Quote exactly, and only, the lines from the one containing "What's the underlying" through the end of the material below. Skip pictures.
--- --- ---
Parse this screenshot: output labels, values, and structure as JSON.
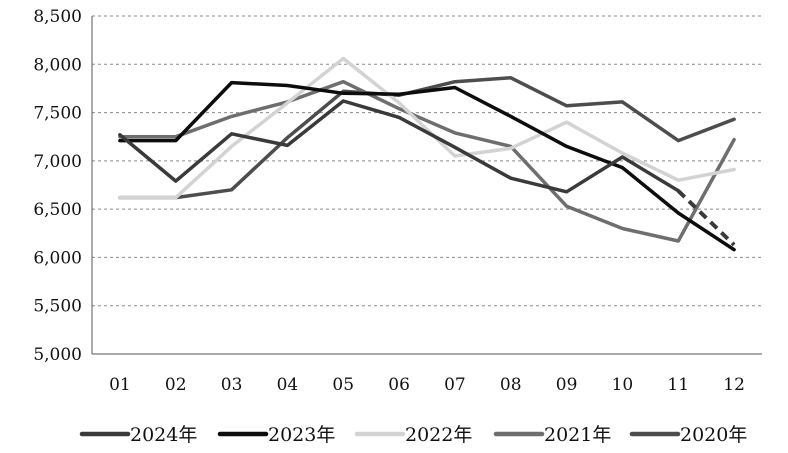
{
  "chart_data": {
    "type": "line",
    "title": "",
    "xlabel": "",
    "ylabel": "",
    "categories": [
      "01",
      "02",
      "03",
      "04",
      "05",
      "06",
      "07",
      "08",
      "09",
      "10",
      "11",
      "12"
    ],
    "ylim": [
      5000,
      8500
    ],
    "yticks": [
      5000,
      5500,
      6000,
      6500,
      7000,
      7500,
      8000,
      8500
    ],
    "ytick_labels": [
      "5,000",
      "5,500",
      "6,000",
      "6,500",
      "7,000",
      "7,500",
      "8,000",
      "8,500"
    ],
    "grid": "horizontal-dashed",
    "legend_position": "bottom",
    "series": [
      {
        "name": "2024年",
        "color": "#3a3a3a",
        "values": [
          7270,
          6790,
          7280,
          7160,
          7620,
          7450,
          7140,
          6820,
          6680,
          7040,
          6690,
          null
        ],
        "projection": {
          "from_index": 10,
          "to_index": 11,
          "to_value": 6130
        }
      },
      {
        "name": "2023年",
        "color": "#0d0d0d",
        "values": [
          7210,
          7210,
          7810,
          7780,
          7700,
          7690,
          7760,
          7460,
          7150,
          6930,
          6460,
          6080
        ]
      },
      {
        "name": "2022年",
        "color": "#d3d3d3",
        "values": [
          6620,
          6620,
          7150,
          7600,
          8060,
          7600,
          7050,
          7130,
          7400,
          7080,
          6800,
          6910
        ]
      },
      {
        "name": "2021年",
        "color": "#6e6e6e",
        "values": [
          7250,
          7250,
          7460,
          7610,
          7820,
          7540,
          7290,
          7150,
          6530,
          6300,
          6170,
          7220
        ]
      },
      {
        "name": "2020年",
        "color": "#4d4d4d",
        "values": [
          6620,
          6620,
          6700,
          7240,
          7720,
          7680,
          7820,
          7860,
          7570,
          7610,
          7210,
          7430
        ]
      }
    ]
  }
}
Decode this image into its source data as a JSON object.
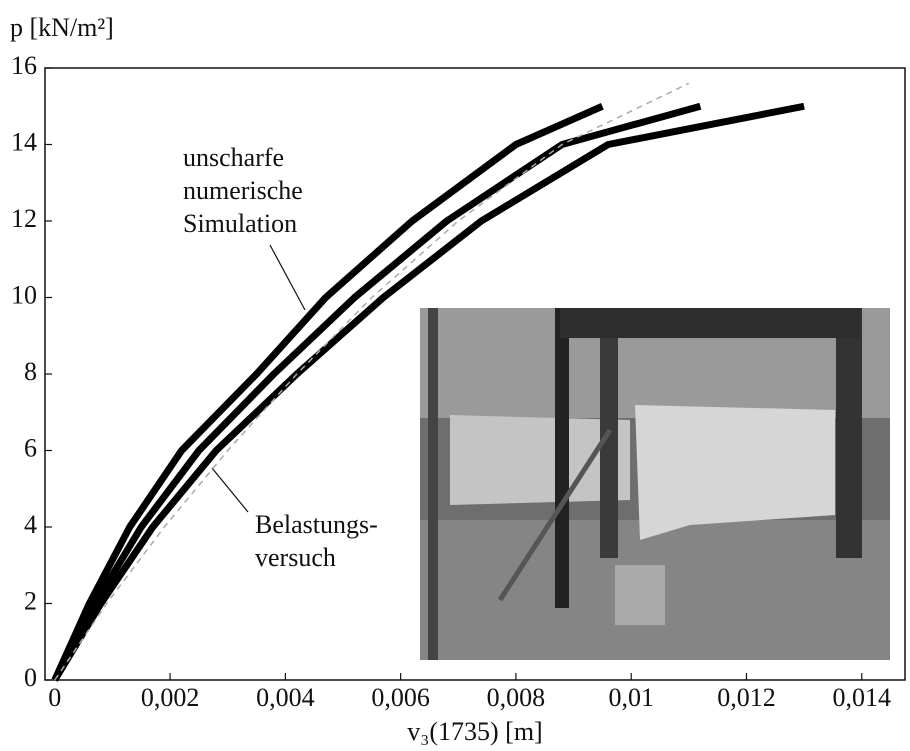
{
  "chart_data": {
    "type": "line",
    "y_label": "p [kN/m²]",
    "x_label": "v₃(1735) [m]",
    "xlim": [
      -0.00017,
      0.01475
    ],
    "ylim": [
      0,
      16
    ],
    "xticks": [
      0,
      {
        "value": 0.002,
        "label": "0,002"
      },
      {
        "value": 0.004,
        "label": "0,004"
      },
      {
        "value": 0.006,
        "label": "0,006"
      },
      {
        "value": 0.008,
        "label": "0,008"
      },
      {
        "value": 0.01,
        "label": "0,01"
      },
      {
        "value": 0.012,
        "label": "0,012"
      },
      {
        "value": 0.014,
        "label": "0,014"
      }
    ],
    "yticks": [
      0,
      2,
      4,
      6,
      8,
      10,
      12,
      14,
      16
    ],
    "series": [
      {
        "color": "#000000",
        "style": "solid",
        "x": [
          0,
          0.0006,
          0.0013,
          0.0022,
          0.0035,
          0.0047,
          0.0062,
          0.008,
          0.0095
        ],
        "values": [
          0,
          2,
          4,
          6,
          8,
          10,
          12,
          14,
          15
        ]
      },
      {
        "color": "#000000",
        "style": "solid",
        "x": [
          0,
          0.0007,
          0.0015,
          0.0025,
          0.0038,
          0.0052,
          0.0068,
          0.0088,
          0.0112
        ],
        "values": [
          0,
          2,
          4,
          6,
          8,
          10,
          12,
          14,
          15
        ]
      },
      {
        "color": "#000000",
        "style": "solid",
        "x": [
          0,
          0.0008,
          0.0017,
          0.0028,
          0.0042,
          0.0057,
          0.0074,
          0.0096,
          0.013
        ],
        "values": [
          0,
          2,
          4,
          6,
          8,
          10,
          12,
          14,
          15
        ]
      },
      {
        "color": "#aaaaaa",
        "style": "dashed",
        "x": [
          0,
          0.0009,
          0.0019,
          0.003,
          0.0042,
          0.0055,
          0.007,
          0.0088,
          0.011
        ],
        "values": [
          0,
          2,
          4,
          6,
          8,
          10,
          12,
          14,
          15.6
        ]
      }
    ],
    "annotations": [
      {
        "lines": [
          "unscharfe",
          "numerische",
          "Simulation"
        ]
      },
      {
        "lines": [
          "Belastungs-",
          "versuch"
        ]
      }
    ]
  }
}
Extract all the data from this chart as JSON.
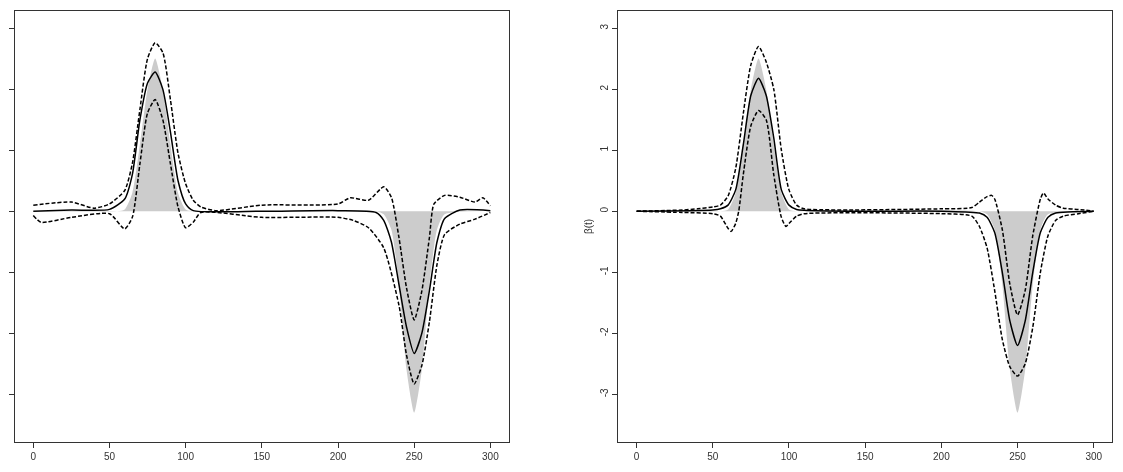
{
  "chart_data": [
    {
      "type": "line",
      "xlim": [
        -12,
        312
      ],
      "xticks": [
        0,
        50,
        100,
        150,
        200,
        250,
        300
      ],
      "ylim": [
        -3.78,
        3.28
      ],
      "yticks": [
        {
          "value": -3,
          "label": null
        },
        {
          "value": -2,
          "label": null
        },
        {
          "value": -1,
          "label": null
        },
        {
          "value": 0,
          "label": null
        },
        {
          "value": 1,
          "label": null
        },
        {
          "value": 2,
          "label": null
        },
        {
          "value": 3,
          "label": null
        }
      ],
      "tick_labels": "x",
      "series": [
        {
          "type": "area",
          "color": "#cccccc",
          "x": [
            0,
            55,
            60,
            65,
            70,
            75,
            80,
            85,
            90,
            95,
            100,
            105,
            225,
            230,
            235,
            240,
            245,
            250,
            255,
            260,
            265,
            270,
            300
          ],
          "values": [
            0,
            0,
            0.03,
            0.3,
            1.1,
            2.0,
            2.5,
            2.0,
            1.1,
            0.3,
            0.03,
            0,
            0,
            -0.05,
            -0.3,
            -1.2,
            -2.6,
            -3.3,
            -2.6,
            -1.2,
            -0.3,
            -0.05,
            0
          ]
        },
        {
          "color": "#000000",
          "line_style": "solid",
          "x": [
            0,
            25,
            50,
            60,
            65,
            70,
            75,
            80,
            85,
            90,
            95,
            100,
            105,
            150,
            200,
            225,
            230,
            235,
            240,
            245,
            250,
            255,
            260,
            265,
            270,
            280,
            300
          ],
          "values": [
            0,
            0.02,
            0.03,
            0.2,
            0.6,
            1.5,
            2.1,
            2.28,
            2.0,
            1.3,
            0.5,
            0.12,
            0.01,
            0,
            0.01,
            -0.02,
            -0.15,
            -0.5,
            -1.2,
            -1.9,
            -2.33,
            -2.0,
            -1.3,
            -0.5,
            -0.12,
            0.02,
            0.01
          ]
        },
        {
          "color": "#000000",
          "line_style": "dashed",
          "x": [
            0,
            25,
            40,
            50,
            60,
            65,
            70,
            75,
            80,
            85,
            90,
            95,
            100,
            105,
            110,
            120,
            150,
            200,
            208,
            220,
            230,
            235,
            240,
            245,
            250,
            255,
            260,
            263,
            270,
            280,
            290,
            295,
            300
          ],
          "values": [
            0.1,
            0.15,
            0.05,
            0.12,
            0.34,
            0.78,
            1.67,
            2.5,
            2.76,
            2.6,
            1.83,
            0.95,
            0.45,
            0.18,
            0.07,
            0.01,
            0.1,
            0.12,
            0.22,
            0.18,
            0.4,
            0.23,
            -0.43,
            -1.26,
            -1.78,
            -1.31,
            -0.43,
            0.12,
            0.26,
            0.23,
            0.15,
            0.22,
            0.09
          ]
        },
        {
          "color": "#000000",
          "line_style": "dashed",
          "x": [
            0,
            5,
            25,
            50,
            60,
            65,
            70,
            75,
            80,
            85,
            90,
            95,
            100,
            105,
            110,
            150,
            200,
            210,
            220,
            230,
            240,
            245,
            250,
            255,
            260,
            265,
            270,
            280,
            290,
            300
          ],
          "values": [
            -0.07,
            -0.18,
            -0.1,
            -0.04,
            -0.29,
            -0.1,
            0.78,
            1.61,
            1.83,
            1.5,
            0.78,
            0.07,
            -0.27,
            -0.18,
            -0.02,
            -0.1,
            -0.1,
            -0.15,
            -0.27,
            -0.6,
            -1.54,
            -2.36,
            -2.83,
            -2.53,
            -1.81,
            -0.87,
            -0.38,
            -0.21,
            -0.13,
            -0.02
          ]
        }
      ]
    },
    {
      "type": "line",
      "ylabel": "β(t)",
      "xlim": [
        -12,
        312
      ],
      "xticks": [
        0,
        50,
        100,
        150,
        200,
        250,
        300
      ],
      "ylim": [
        -3.78,
        3.28
      ],
      "yticks": [
        -3,
        -2,
        -1,
        0,
        1,
        2,
        3
      ],
      "series": [
        {
          "type": "area",
          "color": "#cccccc",
          "x": [
            0,
            55,
            60,
            65,
            70,
            75,
            80,
            85,
            90,
            95,
            100,
            105,
            225,
            230,
            235,
            240,
            245,
            250,
            255,
            260,
            265,
            270,
            300
          ],
          "values": [
            0,
            0,
            0.03,
            0.3,
            1.1,
            2.0,
            2.5,
            2.0,
            1.1,
            0.3,
            0.03,
            0,
            0,
            -0.05,
            -0.3,
            -1.2,
            -2.6,
            -3.3,
            -2.6,
            -1.2,
            -0.3,
            -0.05,
            0
          ]
        },
        {
          "color": "#000000",
          "line_style": "solid",
          "x": [
            0,
            50,
            55,
            60,
            65,
            70,
            75,
            80,
            85,
            90,
            95,
            100,
            105,
            200,
            225,
            230,
            235,
            240,
            245,
            250,
            255,
            260,
            265,
            270,
            275,
            300
          ],
          "values": [
            0,
            0.02,
            0.04,
            0.1,
            0.35,
            1.09,
            1.9,
            2.18,
            1.9,
            1.2,
            0.35,
            0.1,
            0.03,
            0,
            -0.03,
            -0.1,
            -0.35,
            -1.0,
            -1.8,
            -2.2,
            -1.8,
            -1.0,
            -0.35,
            -0.1,
            -0.03,
            0
          ]
        },
        {
          "color": "#000000",
          "line_style": "dashed",
          "x": [
            0,
            30,
            40,
            50,
            55,
            60,
            65,
            70,
            75,
            80,
            85,
            90,
            95,
            100,
            105,
            110,
            200,
            220,
            225,
            230,
            233,
            235,
            240,
            245,
            250,
            255,
            260,
            265,
            267,
            270,
            275,
            280,
            290,
            300
          ],
          "values": [
            0,
            0.02,
            0.04,
            0.07,
            0.1,
            0.25,
            0.7,
            1.6,
            2.4,
            2.7,
            2.45,
            2.0,
            1.0,
            0.35,
            0.1,
            0.04,
            0.04,
            0.06,
            0.15,
            0.24,
            0.26,
            0.2,
            -0.3,
            -1.2,
            -1.7,
            -1.3,
            -0.4,
            0.2,
            0.3,
            0.2,
            0.1,
            0.05,
            0.03,
            0
          ]
        },
        {
          "color": "#000000",
          "line_style": "dashed",
          "x": [
            0,
            30,
            50,
            55,
            60,
            62,
            65,
            67,
            70,
            75,
            80,
            85,
            90,
            95,
            98,
            100,
            105,
            110,
            200,
            220,
            225,
            230,
            235,
            240,
            245,
            250,
            255,
            260,
            265,
            270,
            275,
            280,
            290,
            300
          ],
          "values": [
            0,
            -0.02,
            -0.04,
            -0.08,
            -0.28,
            -0.33,
            -0.2,
            0,
            0.6,
            1.4,
            1.65,
            1.5,
            0.6,
            -0.1,
            -0.25,
            -0.2,
            -0.08,
            -0.04,
            -0.04,
            -0.08,
            -0.25,
            -0.6,
            -1.3,
            -2.1,
            -2.55,
            -2.7,
            -2.5,
            -1.9,
            -1.0,
            -0.4,
            -0.15,
            -0.08,
            -0.04,
            0
          ]
        }
      ]
    }
  ]
}
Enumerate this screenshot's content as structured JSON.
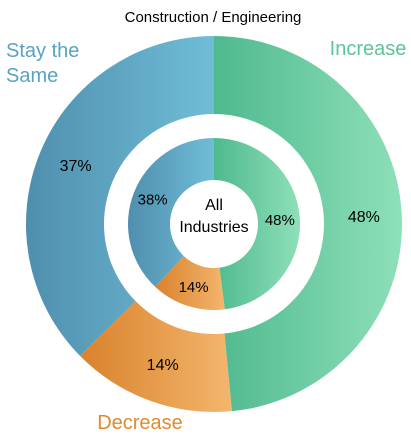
{
  "chart_data": {
    "type": "pie",
    "title": "Construction / Engineering",
    "center_label": [
      "All",
      "Industries"
    ],
    "categories": [
      "Increase",
      "Decrease",
      "Stay the Same"
    ],
    "series": [
      {
        "name": "Construction / Engineering",
        "ring": "outer",
        "values": [
          48,
          14,
          37
        ],
        "labels": [
          "48%",
          "14%",
          "37%"
        ]
      },
      {
        "name": "All Industries",
        "ring": "inner",
        "values": [
          48,
          14,
          38
        ],
        "labels": [
          "48%",
          "14%",
          "38%"
        ]
      }
    ],
    "category_labels": [
      "Increase",
      "Decrease",
      "Stay the\nSame"
    ],
    "colors": {
      "increase": [
        "#4fb98f",
        "#8ee0b9"
      ],
      "decrease": [
        "#d9822c",
        "#f3b66e"
      ],
      "stay": [
        "#4f8fae",
        "#70bdd8"
      ],
      "label_increase": "#5cc498",
      "label_decrease": "#e08a30",
      "label_stay": "#58a3c4"
    }
  }
}
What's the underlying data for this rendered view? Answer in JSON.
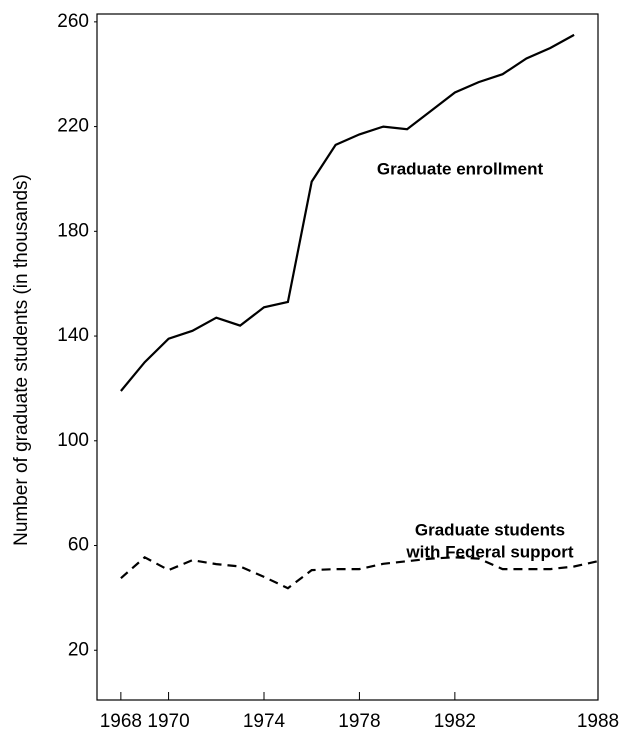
{
  "chart_data": {
    "type": "line",
    "y_label": "Number of graduate students (in thousands)",
    "x": [
      1968,
      1969,
      1970,
      1971,
      1972,
      1973,
      1974,
      1975,
      1976,
      1977,
      1978,
      1979,
      1980,
      1981,
      1982,
      1983,
      1984,
      1985,
      1986,
      1987,
      1988
    ],
    "series": [
      {
        "name": "Graduate enrollment",
        "color": "#000000",
        "dash": false,
        "values": [
          119,
          130,
          139,
          142,
          147,
          144,
          151,
          153,
          199,
          213,
          217,
          220,
          219,
          226,
          233,
          237,
          240,
          246,
          250,
          255,
          null
        ]
      },
      {
        "name": "Graduate students with Federal support",
        "color": "#000000",
        "dash": true,
        "values": [
          47.5,
          55.5,
          50.6,
          54.4,
          52.9,
          52,
          48,
          43.7,
          50.6,
          51,
          51,
          53,
          54,
          55,
          55.5,
          55,
          51,
          51,
          51,
          52,
          54
        ]
      }
    ],
    "annotations": [
      "Graduate enrollment",
      "Graduate students",
      "with Federal support"
    ],
    "xlim": [
      1967,
      1988
    ],
    "xticks": [
      1968,
      1970,
      1974,
      1978,
      1982,
      1988
    ],
    "ylim": [
      1,
      263
    ],
    "yticks": [
      20,
      60,
      100,
      140,
      180,
      220,
      260
    ]
  }
}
--- --- ---
• Written response
What's the underlying data for this rendered view? Answer in JSON.
{
  "chart_data": {
    "type": "line",
    "y_label": "Number of graduate students (in thousands)",
    "x": [
      1968,
      1969,
      1970,
      1971,
      1972,
      1973,
      1974,
      1975,
      1976,
      1977,
      1978,
      1979,
      1980,
      1981,
      1982,
      1983,
      1984,
      1985,
      1986,
      1987,
      1988
    ],
    "series": [
      {
        "name": "Graduate enrollment",
        "color": "#000000",
        "dash": false,
        "values": [
          119,
          130,
          139,
          142,
          147,
          144,
          151,
          153,
          199,
          213,
          217,
          220,
          219,
          226,
          233,
          237,
          240,
          246,
          250,
          255,
          null
        ]
      },
      {
        "name": "Graduate students with Federal support",
        "color": "#000000",
        "dash": true,
        "values": [
          47.5,
          55.5,
          50.6,
          54.4,
          52.9,
          52,
          48,
          43.7,
          50.6,
          51,
          51,
          53,
          54,
          55,
          55.5,
          55,
          51,
          51,
          51,
          52,
          54
        ]
      }
    ],
    "annotations": [
      "Graduate enrollment",
      "Graduate students",
      "with Federal support"
    ],
    "xlim": [
      1967,
      1988
    ],
    "xticks": [
      1968,
      1970,
      1974,
      1978,
      1982,
      1988
    ],
    "ylim": [
      1,
      263
    ],
    "yticks": [
      20,
      60,
      100,
      140,
      180,
      220,
      260
    ]
  }
}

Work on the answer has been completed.